Write out all lines holding the word "ramas".

## START

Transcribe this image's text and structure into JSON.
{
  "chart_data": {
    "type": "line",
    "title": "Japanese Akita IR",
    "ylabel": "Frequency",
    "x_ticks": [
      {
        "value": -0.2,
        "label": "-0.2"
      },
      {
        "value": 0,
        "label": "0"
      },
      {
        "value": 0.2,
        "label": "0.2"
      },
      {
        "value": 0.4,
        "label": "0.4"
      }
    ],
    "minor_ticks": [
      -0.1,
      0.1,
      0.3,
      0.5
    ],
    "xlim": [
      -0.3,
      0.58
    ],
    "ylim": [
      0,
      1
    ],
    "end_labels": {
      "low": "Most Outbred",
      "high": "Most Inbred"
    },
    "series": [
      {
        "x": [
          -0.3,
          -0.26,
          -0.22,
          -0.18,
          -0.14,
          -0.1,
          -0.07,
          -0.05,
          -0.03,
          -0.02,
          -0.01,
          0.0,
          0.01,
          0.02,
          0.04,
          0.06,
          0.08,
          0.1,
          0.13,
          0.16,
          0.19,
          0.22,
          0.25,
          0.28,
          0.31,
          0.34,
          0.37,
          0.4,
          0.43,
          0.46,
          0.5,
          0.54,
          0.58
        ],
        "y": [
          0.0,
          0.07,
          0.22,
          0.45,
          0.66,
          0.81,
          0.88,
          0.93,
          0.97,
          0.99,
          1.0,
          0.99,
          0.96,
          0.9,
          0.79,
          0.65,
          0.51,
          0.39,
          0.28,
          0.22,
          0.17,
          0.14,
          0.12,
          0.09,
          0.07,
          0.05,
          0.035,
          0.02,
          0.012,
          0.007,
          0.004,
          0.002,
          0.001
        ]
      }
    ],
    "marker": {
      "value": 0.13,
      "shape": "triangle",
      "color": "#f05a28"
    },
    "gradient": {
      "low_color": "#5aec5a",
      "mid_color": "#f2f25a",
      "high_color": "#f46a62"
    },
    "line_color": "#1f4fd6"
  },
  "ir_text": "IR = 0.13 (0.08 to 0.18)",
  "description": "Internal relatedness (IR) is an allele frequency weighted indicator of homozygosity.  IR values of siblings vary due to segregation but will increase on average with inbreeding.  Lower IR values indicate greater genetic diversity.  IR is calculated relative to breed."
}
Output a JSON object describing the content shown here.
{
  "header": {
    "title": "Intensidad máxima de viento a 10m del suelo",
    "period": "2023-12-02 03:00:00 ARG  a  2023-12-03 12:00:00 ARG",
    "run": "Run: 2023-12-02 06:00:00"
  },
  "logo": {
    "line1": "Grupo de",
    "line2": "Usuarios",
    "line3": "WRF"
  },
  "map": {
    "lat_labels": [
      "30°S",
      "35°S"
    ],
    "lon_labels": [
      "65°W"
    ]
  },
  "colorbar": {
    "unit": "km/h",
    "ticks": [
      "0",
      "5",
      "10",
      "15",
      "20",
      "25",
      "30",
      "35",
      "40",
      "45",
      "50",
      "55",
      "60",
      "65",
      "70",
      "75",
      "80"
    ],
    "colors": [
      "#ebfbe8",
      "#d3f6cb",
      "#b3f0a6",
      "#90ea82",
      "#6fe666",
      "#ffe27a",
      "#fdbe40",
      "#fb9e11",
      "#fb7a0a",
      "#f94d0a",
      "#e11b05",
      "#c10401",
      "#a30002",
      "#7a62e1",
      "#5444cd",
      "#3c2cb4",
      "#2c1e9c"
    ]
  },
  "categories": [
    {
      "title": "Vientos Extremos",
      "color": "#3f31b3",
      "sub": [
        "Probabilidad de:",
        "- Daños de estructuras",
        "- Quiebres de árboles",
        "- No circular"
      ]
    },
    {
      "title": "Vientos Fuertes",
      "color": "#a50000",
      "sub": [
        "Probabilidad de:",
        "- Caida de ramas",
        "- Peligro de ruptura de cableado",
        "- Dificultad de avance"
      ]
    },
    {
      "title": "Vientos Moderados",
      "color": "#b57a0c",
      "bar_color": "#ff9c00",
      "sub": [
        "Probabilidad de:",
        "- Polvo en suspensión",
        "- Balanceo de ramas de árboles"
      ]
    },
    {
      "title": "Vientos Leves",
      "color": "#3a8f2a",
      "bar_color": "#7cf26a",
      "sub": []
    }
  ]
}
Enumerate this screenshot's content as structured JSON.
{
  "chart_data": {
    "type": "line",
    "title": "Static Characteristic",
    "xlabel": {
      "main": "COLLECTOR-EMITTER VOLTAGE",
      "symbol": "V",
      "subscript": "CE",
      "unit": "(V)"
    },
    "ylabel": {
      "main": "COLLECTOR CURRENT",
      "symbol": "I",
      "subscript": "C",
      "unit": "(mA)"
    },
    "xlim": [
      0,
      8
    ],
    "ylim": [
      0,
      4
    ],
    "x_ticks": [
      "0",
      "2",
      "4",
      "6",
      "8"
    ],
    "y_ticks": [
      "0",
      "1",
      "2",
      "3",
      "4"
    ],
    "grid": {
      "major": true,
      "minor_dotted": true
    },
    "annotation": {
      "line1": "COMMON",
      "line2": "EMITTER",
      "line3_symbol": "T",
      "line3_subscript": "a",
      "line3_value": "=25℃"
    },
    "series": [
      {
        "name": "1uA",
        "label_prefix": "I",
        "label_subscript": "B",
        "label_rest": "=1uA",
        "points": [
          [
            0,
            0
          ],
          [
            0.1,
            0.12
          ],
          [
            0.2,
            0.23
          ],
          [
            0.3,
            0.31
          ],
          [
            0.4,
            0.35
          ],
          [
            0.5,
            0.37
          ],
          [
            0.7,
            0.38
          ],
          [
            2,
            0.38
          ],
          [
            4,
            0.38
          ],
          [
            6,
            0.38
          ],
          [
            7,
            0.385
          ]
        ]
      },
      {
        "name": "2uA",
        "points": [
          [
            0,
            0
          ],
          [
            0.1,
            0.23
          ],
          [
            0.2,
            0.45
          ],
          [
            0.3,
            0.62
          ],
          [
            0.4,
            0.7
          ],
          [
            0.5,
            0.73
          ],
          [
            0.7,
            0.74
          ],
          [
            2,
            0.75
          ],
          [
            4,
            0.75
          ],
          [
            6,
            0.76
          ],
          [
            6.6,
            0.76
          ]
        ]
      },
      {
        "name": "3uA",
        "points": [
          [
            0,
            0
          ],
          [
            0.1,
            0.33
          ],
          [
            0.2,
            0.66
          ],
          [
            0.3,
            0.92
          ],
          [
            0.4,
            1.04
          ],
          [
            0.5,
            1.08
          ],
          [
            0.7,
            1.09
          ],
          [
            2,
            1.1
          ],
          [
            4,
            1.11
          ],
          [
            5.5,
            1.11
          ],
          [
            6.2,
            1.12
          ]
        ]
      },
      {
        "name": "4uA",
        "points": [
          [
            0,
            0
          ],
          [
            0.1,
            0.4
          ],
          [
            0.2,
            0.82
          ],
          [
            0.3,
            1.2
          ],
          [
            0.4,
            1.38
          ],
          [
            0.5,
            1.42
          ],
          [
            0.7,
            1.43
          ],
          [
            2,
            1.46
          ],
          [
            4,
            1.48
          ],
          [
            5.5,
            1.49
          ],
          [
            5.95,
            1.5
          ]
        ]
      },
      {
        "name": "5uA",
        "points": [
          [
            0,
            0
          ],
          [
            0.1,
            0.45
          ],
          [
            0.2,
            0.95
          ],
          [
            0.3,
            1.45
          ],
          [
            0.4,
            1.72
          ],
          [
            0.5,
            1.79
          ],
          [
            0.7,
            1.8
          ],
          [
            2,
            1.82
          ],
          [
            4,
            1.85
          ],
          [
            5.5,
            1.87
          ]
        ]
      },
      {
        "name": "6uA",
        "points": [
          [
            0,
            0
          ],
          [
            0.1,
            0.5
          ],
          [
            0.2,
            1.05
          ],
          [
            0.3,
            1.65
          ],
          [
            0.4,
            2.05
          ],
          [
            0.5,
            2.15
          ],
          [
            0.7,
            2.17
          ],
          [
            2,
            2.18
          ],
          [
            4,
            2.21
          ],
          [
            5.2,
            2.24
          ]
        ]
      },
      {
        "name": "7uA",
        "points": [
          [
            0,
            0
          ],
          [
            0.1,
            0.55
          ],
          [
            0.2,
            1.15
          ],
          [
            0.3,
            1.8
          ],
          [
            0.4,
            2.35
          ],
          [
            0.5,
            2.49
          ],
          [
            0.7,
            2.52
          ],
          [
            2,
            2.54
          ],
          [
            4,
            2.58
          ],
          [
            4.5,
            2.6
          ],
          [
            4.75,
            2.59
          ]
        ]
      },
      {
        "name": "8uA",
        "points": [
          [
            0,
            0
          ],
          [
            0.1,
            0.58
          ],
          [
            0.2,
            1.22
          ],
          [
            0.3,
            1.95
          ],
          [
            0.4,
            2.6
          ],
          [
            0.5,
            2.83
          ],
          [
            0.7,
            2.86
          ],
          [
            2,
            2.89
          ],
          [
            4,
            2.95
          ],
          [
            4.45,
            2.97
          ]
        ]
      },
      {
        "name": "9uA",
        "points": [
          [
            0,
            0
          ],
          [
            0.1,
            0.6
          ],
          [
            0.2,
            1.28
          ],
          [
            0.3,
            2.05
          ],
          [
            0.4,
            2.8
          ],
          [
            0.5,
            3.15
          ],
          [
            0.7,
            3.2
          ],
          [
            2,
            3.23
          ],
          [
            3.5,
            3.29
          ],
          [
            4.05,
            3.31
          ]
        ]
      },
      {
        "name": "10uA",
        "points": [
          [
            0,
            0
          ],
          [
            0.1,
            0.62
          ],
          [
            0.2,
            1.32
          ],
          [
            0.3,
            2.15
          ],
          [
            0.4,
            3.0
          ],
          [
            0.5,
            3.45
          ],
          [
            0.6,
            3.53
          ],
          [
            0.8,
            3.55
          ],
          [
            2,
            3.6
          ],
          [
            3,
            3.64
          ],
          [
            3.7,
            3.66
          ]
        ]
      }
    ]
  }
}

## END

§ OUTPUT FOR THIS EXERCISE
        "- Caida de ramas",
        "- Balanceo de ramas de árboles"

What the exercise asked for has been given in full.